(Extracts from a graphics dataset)
◇ ◇ ◇ ◇
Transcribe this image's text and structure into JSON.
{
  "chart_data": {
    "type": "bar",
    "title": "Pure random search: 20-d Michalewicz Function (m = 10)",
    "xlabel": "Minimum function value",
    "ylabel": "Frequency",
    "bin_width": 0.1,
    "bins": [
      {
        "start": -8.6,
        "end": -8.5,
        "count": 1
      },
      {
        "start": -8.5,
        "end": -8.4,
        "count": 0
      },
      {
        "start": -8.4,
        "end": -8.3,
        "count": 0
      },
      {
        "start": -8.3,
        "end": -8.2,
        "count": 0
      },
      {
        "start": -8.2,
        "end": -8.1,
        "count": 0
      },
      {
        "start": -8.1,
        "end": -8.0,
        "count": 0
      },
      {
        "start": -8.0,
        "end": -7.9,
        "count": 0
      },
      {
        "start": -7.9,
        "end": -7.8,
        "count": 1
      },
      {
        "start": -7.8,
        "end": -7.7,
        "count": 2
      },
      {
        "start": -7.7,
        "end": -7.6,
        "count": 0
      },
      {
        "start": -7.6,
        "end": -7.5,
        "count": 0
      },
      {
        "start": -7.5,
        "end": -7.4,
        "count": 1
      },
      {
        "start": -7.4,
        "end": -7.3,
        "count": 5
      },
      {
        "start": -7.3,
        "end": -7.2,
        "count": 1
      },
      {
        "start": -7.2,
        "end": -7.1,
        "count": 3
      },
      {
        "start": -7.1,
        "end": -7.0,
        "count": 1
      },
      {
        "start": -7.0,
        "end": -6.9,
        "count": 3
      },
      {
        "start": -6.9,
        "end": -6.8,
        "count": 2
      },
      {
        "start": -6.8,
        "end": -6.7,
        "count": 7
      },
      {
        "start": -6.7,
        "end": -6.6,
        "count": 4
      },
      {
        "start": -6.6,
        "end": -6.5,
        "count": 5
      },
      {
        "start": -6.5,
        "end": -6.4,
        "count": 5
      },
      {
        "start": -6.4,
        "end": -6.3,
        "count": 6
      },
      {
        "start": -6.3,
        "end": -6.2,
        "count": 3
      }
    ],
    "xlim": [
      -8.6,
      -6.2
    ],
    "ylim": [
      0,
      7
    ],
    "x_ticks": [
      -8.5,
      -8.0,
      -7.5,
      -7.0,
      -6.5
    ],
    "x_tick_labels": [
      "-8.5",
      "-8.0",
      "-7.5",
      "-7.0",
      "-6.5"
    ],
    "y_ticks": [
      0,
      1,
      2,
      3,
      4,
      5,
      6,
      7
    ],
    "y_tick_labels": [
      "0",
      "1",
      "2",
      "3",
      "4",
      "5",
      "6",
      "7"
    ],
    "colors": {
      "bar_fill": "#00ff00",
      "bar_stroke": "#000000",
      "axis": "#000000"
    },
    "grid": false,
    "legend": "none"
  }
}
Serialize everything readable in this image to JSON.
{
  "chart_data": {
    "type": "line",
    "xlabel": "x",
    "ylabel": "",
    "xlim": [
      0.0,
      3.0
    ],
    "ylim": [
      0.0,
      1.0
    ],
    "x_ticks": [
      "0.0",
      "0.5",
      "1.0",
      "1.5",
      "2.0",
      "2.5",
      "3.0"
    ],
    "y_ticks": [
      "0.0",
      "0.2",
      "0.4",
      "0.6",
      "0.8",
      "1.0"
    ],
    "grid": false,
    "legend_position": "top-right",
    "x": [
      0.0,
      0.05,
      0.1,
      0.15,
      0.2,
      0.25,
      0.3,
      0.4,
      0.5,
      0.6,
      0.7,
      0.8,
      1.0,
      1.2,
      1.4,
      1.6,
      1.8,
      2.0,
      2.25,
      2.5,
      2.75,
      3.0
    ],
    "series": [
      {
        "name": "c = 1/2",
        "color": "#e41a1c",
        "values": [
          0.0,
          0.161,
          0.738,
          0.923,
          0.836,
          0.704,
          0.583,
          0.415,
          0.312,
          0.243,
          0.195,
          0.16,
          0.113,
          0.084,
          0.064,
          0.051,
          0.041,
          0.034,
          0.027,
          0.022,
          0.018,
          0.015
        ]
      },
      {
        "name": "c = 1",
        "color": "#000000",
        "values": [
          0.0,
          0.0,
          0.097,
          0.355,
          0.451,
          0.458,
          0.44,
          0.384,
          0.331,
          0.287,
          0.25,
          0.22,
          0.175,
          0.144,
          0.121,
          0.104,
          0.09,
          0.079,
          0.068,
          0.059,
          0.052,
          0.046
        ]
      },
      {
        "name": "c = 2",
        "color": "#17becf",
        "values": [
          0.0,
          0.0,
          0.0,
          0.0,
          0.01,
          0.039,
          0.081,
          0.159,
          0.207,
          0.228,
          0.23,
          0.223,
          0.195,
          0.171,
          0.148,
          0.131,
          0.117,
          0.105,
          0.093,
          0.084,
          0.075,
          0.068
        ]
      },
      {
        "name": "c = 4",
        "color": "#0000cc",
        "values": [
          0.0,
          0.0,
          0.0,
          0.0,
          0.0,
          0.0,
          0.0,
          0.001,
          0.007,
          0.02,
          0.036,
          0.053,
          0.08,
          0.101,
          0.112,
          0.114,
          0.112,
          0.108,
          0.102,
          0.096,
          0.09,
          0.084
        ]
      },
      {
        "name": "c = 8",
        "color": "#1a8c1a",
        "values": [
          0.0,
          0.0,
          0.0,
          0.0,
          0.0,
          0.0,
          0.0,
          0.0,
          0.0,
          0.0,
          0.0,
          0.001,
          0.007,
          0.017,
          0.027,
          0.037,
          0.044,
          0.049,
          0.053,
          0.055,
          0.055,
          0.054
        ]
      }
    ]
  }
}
◇ ◇ ◇ ◇
> _What the task requires_: All of the material above needs to be copied exactly.

> _The answer_:
Transcribe this image's text and structure into JSON.
{
  "chart_data": {
    "type": "bar",
    "title": "Pure random search: 20-d Michalewicz Function (m = 10)",
    "xlabel": "Minimum function value",
    "ylabel": "Frequency",
    "bin_width": 0.1,
    "bins": [
      {
        "start": -8.6,
        "end": -8.5,
        "count": 1
      },
      {
        "start": -8.5,
        "end": -8.4,
        "count": 0
      },
      {
        "start": -8.4,
        "end": -8.3,
        "count": 0
      },
      {
        "start": -8.3,
        "end": -8.2,
        "count": 0
      },
      {
        "start": -8.2,
        "end": -8.1,
        "count": 0
      },
      {
        "start": -8.1,
        "end": -8.0,
        "count": 0
      },
      {
        "start": -8.0,
        "end": -7.9,
        "count": 0
      },
      {
        "start": -7.9,
        "end": -7.8,
        "count": 1
      },
      {
        "start": -7.8,
        "end": -7.7,
        "count": 2
      },
      {
        "start": -7.7,
        "end": -7.6,
        "count": 0
      },
      {
        "start": -7.6,
        "end": -7.5,
        "count": 0
      },
      {
        "start": -7.5,
        "end": -7.4,
        "count": 1
      },
      {
        "start": -7.4,
        "end": -7.3,
        "count": 5
      },
      {
        "start": -7.3,
        "end": -7.2,
        "count": 1
      },
      {
        "start": -7.2,
        "end": -7.1,
        "count": 3
      },
      {
        "start": -7.1,
        "end": -7.0,
        "count": 1
      },
      {
        "start": -7.0,
        "end": -6.9,
        "count": 3
      },
      {
        "start": -6.9,
        "end": -6.8,
        "count": 2
      },
      {
        "start": -6.8,
        "end": -6.7,
        "count": 7
      },
      {
        "start": -6.7,
        "end": -6.6,
        "count": 4
      },
      {
        "start": -6.6,
        "end": -6.5,
        "count": 5
      },
      {
        "start": -6.5,
        "end": -6.4,
        "count": 5
      },
      {
        "start": -6.4,
        "end": -6.3,
        "count": 6
      },
      {
        "start": -6.3,
        "end": -6.2,
        "count": 3
      }
    ],
    "xlim": [
      -8.6,
      -6.2
    ],
    "ylim": [
      0,
      7
    ],
    "x_ticks": [
      -8.5,
      -8.0,
      -7.5,
      -7.0,
      -6.5
    ],
    "x_tick_labels": [
      "-8.5",
      "-8.0",
      "-7.5",
      "-7.0",
      "-6.5"
    ],
    "y_ticks": [
      0,
      1,
      2,
      3,
      4,
      5,
      6,
      7
    ],
    "y_tick_labels": [
      "0",
      "1",
      "2",
      "3",
      "4",
      "5",
      "6",
      "7"
    ],
    "colors": {
      "bar_fill": "#00ff00",
      "bar_stroke": "#000000",
      "axis": "#000000"
    },
    "grid": false,
    "legend": "none"
  }
}
Serialize everything readable in this image to JSON.
{
  "chart_data": {
    "type": "line",
    "xlabel": "x",
    "ylabel": "",
    "xlim": [
      0.0,
      3.0
    ],
    "ylim": [
      0.0,
      1.0
    ],
    "x_ticks": [
      "0.0",
      "0.5",
      "1.0",
      "1.5",
      "2.0",
      "2.5",
      "3.0"
    ],
    "y_ticks": [
      "0.0",
      "0.2",
      "0.4",
      "0.6",
      "0.8",
      "1.0"
    ],
    "grid": false,
    "legend_position": "top-right",
    "x": [
      0.0,
      0.05,
      0.1,
      0.15,
      0.2,
      0.25,
      0.3,
      0.4,
      0.5,
      0.6,
      0.7,
      0.8,
      1.0,
      1.2,
      1.4,
      1.6,
      1.8,
      2.0,
      2.25,
      2.5,
      2.75,
      3.0
    ],
    "series": [
      {
        "name": "c = 1/2",
        "color": "#e41a1c",
        "values": [
          0.0,
          0.161,
          0.738,
          0.923,
          0.836,
          0.704,
          0.583,
          0.415,
          0.312,
          0.243,
          0.195,
          0.16,
          0.113,
          0.084,
          0.064,
          0.051,
          0.041,
          0.034,
          0.027,
          0.022,
          0.018,
          0.015
        ]
      },
      {
        "name": "c = 1",
        "color": "#000000",
        "values": [
          0.0,
          0.0,
          0.097,
          0.355,
          0.451,
          0.458,
          0.44,
          0.384,
          0.331,
          0.287,
          0.25,
          0.22,
          0.175,
          0.144,
          0.121,
          0.104,
          0.09,
          0.079,
          0.068,
          0.059,
          0.052,
          0.046
        ]
      },
      {
        "name": "c = 2",
        "color": "#17becf",
        "values": [
          0.0,
          0.0,
          0.0,
          0.0,
          0.01,
          0.039,
          0.081,
          0.159,
          0.207,
          0.228,
          0.23,
          0.223,
          0.195,
          0.171,
          0.148,
          0.131,
          0.117,
          0.105,
          0.093,
          0.084,
          0.075,
          0.068
        ]
      },
      {
        "name": "c = 4",
        "color": "#0000cc",
        "values": [
          0.0,
          0.0,
          0.0,
          0.0,
          0.0,
          0.0,
          0.0,
          0.001,
          0.007,
          0.02,
          0.036,
          0.053,
          0.08,
          0.101,
          0.112,
          0.114,
          0.112,
          0.108,
          0.102,
          0.096,
          0.09,
          0.084
        ]
      },
      {
        "name": "c = 8",
        "color": "#1a8c1a",
        "values": [
          0.0,
          0.0,
          0.0,
          0.0,
          0.0,
          0.0,
          0.0,
          0.0,
          0.0,
          0.0,
          0.0,
          0.001,
          0.007,
          0.017,
          0.027,
          0.037,
          0.044,
          0.049,
          0.053,
          0.055,
          0.055,
          0.054
        ]
      }
    ]
  }
}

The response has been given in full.